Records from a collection
■ ■ ■

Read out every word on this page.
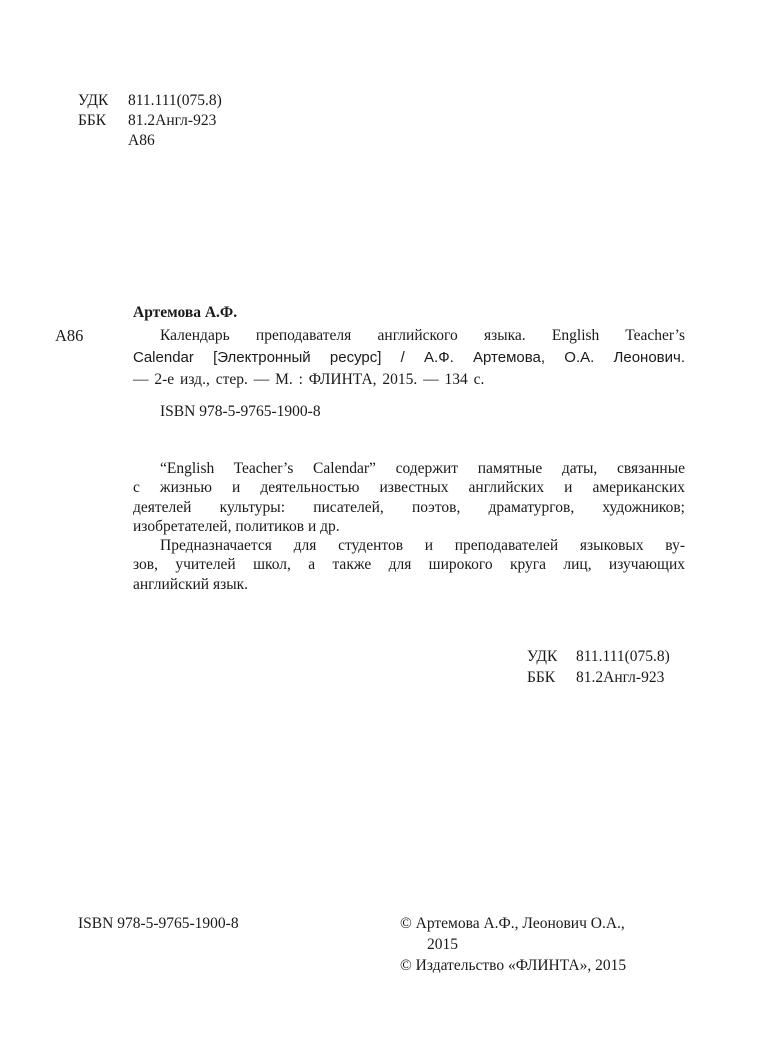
УДК 811.111(075.8)
ББК 81.2Англ-923
А86
Артемова А.Ф.
А86	Календарь преподавателя английского языка. English Teacher’s
Calendar [Электронный ресурс] / А.Ф. Артемова, О.А. Леонович.
— 2-е изд., стер. — М. : ФЛИНТА, 2015. — 134 с.
ISBN 978-5-9765-1900-8
“English Teacher’s Calendar” содержит памятные даты, связанные
с жизнью и деятельностью известных английских и американских
деятелей культуры: писателей, поэтов, драматургов, художников;
изобретателей, политиков и др.
Предназначается для студентов и преподавателей языковых ву-
зов, учителей школ, а также для широкого круга лиц, изучающих
английский язык.
УДК 811.111(075.8)
ББК 81.2Англ-923
ISBN 978-5-9765-1900-8	© Артемова А.Ф., Леонович О.А.,
2015
© Издательство «ФЛИНТА», 2015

■ ■ ■

Brief => Return each line exactly as written. Any picture gets left out.

Exercise solution =>
Read out every word on this page.
УДК 811.111(075.8)
ББК 81.2Англ-923
А86
Артемова А.Ф.
А86	Календарь преподавателя английского языка. English Teacher’s
Calendar [Электронный ресурс] / А.Ф. Артемова, О.А. Леонович.
— 2-е изд., стер. — М. : ФЛИНТА, 2015. — 134 с.
ISBN 978-5-9765-1900-8
“English Teacher’s Calendar” содержит памятные даты, связанные
с жизнью и деятельностью известных английских и американских
деятелей культуры: писателей, поэтов, драматургов, художников;
изобретателей, политиков и др.
Предназначается для студентов и преподавателей языковых ву-
зов, учителей школ, а также для широкого круга лиц, изучающих
английский язык.
УДК 811.111(075.8)
ББК 81.2Англ-923
ISBN 978-5-9765-1900-8	© Артемова А.Ф., Леонович О.А.,
2015
© Издательство «ФЛИНТА», 2015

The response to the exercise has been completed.